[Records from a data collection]
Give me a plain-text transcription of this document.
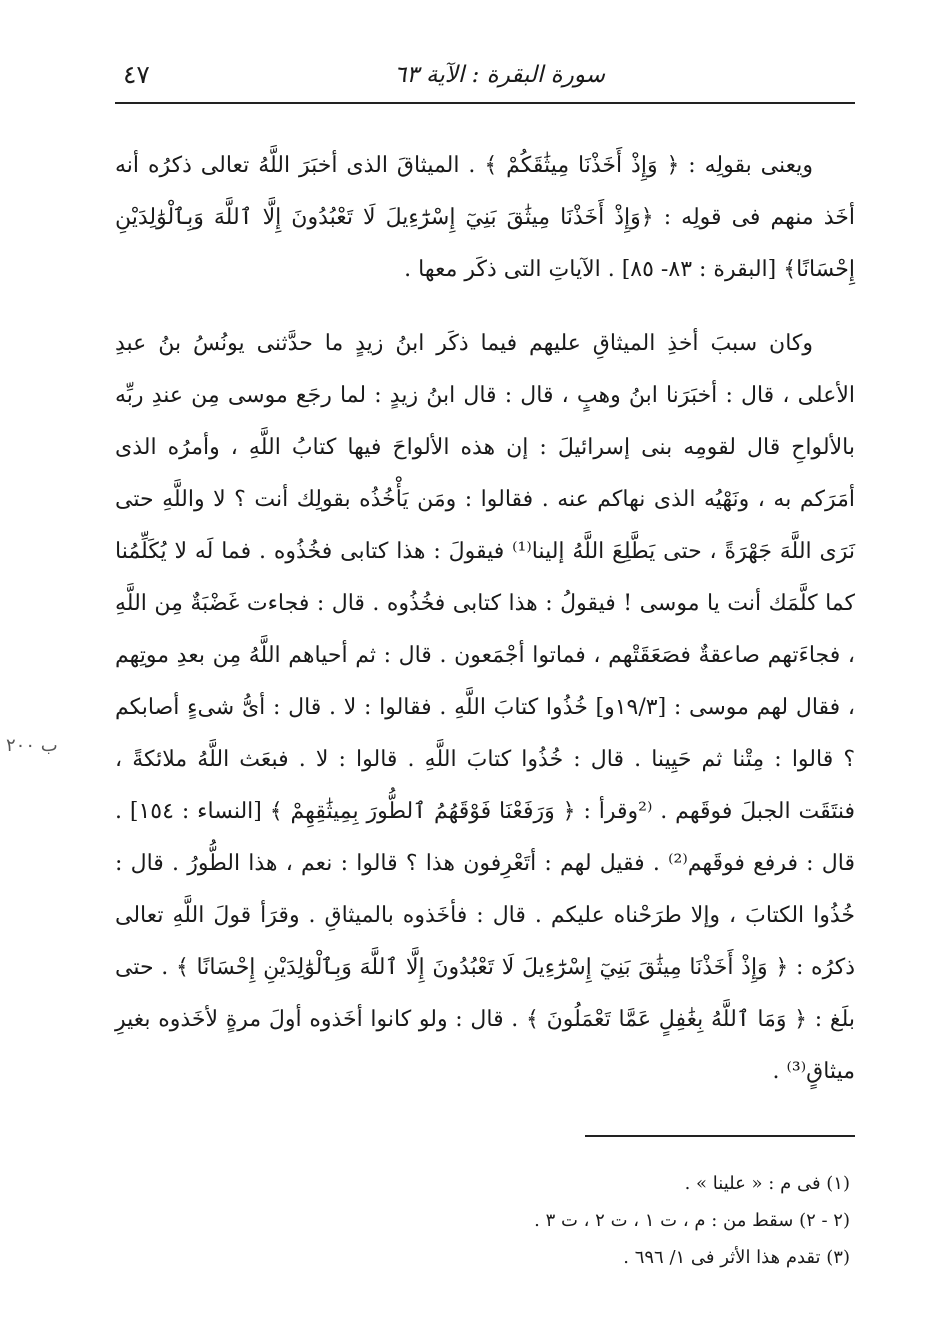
سورة البقرة : الآية ٦٣
٤٧

ويعنى بقولِه : ﴿ وَإِذْ أَخَذْنَا مِيثَٰقَكُمْ ﴾ . الميثاقَ الذى أخبَرَ اللَّهُ تعالى ذكرُه أنه أخَذ منهم فى قولِه : ﴿وَإِذْ أَخَذْنَا مِيثَٰقَ بَنِيٓ إِسْرَٰٓءِيلَ لَا تَعْبُدُونَ إِلَّا ٱللَّهَ وَبِٱلْوَٰلِدَيْنِ إِحْسَانًا﴾ [البقرة : ٨٣- ٨٥] . الآياتِ التى ذكَر معها .

وكان سببَ أخذِ الميثاقِ عليهم فيما ذكَر ابنُ زيدٍ ما حدَّثنى يونُسُ بنُ عبدِ الأعلى ، قال : أخبَرَنا ابنُ وهبٍ ، قال : قال ابنُ زيدٍ : لما رجَع موسى مِن عندِ ربِّه بالألواحِ قال لقومِه بنى إسرائيلَ : إن هذه الألواحَ فيها كتابُ اللَّهِ ، وأمرُه الذى أمَرَكم به ، ونَهْيُه الذى نهاكم عنه . فقالوا : ومَن يَأْخُذُه بقولِك أنت ؟ لا واللَّهِ حتى نَرَى اللَّهَ جَهْرَةً ، حتى يَطَّلِعَ اللَّهُ إلينا⁽¹⁾ فيقولَ : هذا كتابى فخُذُوه . فما لَه لا يُكَلِّمُنا كما كلَّمَك أنت يا موسى ! فيقولُ : هذا كتابى فخُذُوه . قال : فجاءت غَضْبَةٌ مِن اللَّهِ ، فجاءَتهم صاعقةٌ فصَعَقَتْهم ، فماتوا أجْمَعون . قال : ثم أحياهم اللَّهُ مِن بعدِ موتِهم ، فقال لهم موسى : [١٩/٣و] خُذُوا كتابَ اللَّهِ . فقالوا : لا . قال : أىُّ شىءٍ أصابكم ؟ قالوا : مِتْنا ثم حَيِينا . قال : خُذُوا كتابَ اللَّهِ . قالوا : لا . فبعَث اللَّهُ ملائكةً ، فنتَقَت الجبلَ فوقَهم . ⁽²وقرأ : ﴿ وَرَفَعْنَا فَوْقَهُمُ ٱلطُّورَ بِمِيثَٰقِهِمْ ﴾ [النساء : ١٥٤] . قال : فرفع فوقَهم⁽²⁾ . فقيل لهم : أتَعْرِفون هذا ؟ قالوا : نعم ، هذا الطُّورُ . قال : خُذُوا الكتابَ ، وإلا طرَحْناه عليكم . قال : فأخَذوه بالميثاقِ . وقرَأ قولَ اللَّهِ تعالى ذكرُه : ﴿ وَإِذْ أَخَذْنَا مِيثَٰقَ بَنِيٓ إِسْرَٰٓءِيلَ لَا تَعْبُدُونَ إِلَّا ٱللَّهَ وَبِٱلْوَٰلِدَيْنِ إِحْسَانًا ﴾ . حتى بلَغ : ﴿ وَمَا ٱللَّهُ بِغَٰفِلٍ عَمَّا تَعْمَلُونَ ﴾ . قال : ولو كانوا أخَذوه أولَ مرةٍ لأخَذوه بغيرِ ميثاقٍ⁽³⁾ .

ب ٢٠٠
(١) فى م : « علينا » .
(٢ - ٢) سقط من : م ، ت ١ ، ت ٢ ، ت ٣ .
(٣) تقدم هذا الأثر فى ١/ ٦٩٦ .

WHAT NEEDS TO BE DONE:
Which lines hold the string "البقرة"? Copy all of them from the data above.

SOLUTION TO THE EXERCISE:
سورة البقرة : الآية ٦٣
ويعنى بقولِه : ﴿ وَإِذْ أَخَذْنَا مِيثَٰقَكُمْ ﴾ . الميثاقَ الذى أخبَرَ اللَّهُ تعالى ذكرُه أنه أخَذ منهم فى قولِه : ﴿وَإِذْ أَخَذْنَا مِيثَٰقَ بَنِيٓ إِسْرَٰٓءِيلَ لَا تَعْبُدُونَ إِلَّا ٱللَّهَ وَبِٱلْوَٰلِدَيْنِ إِحْسَانًا﴾ [البقرة : ٨٣- ٨٥] . الآياتِ التى ذكَر معها .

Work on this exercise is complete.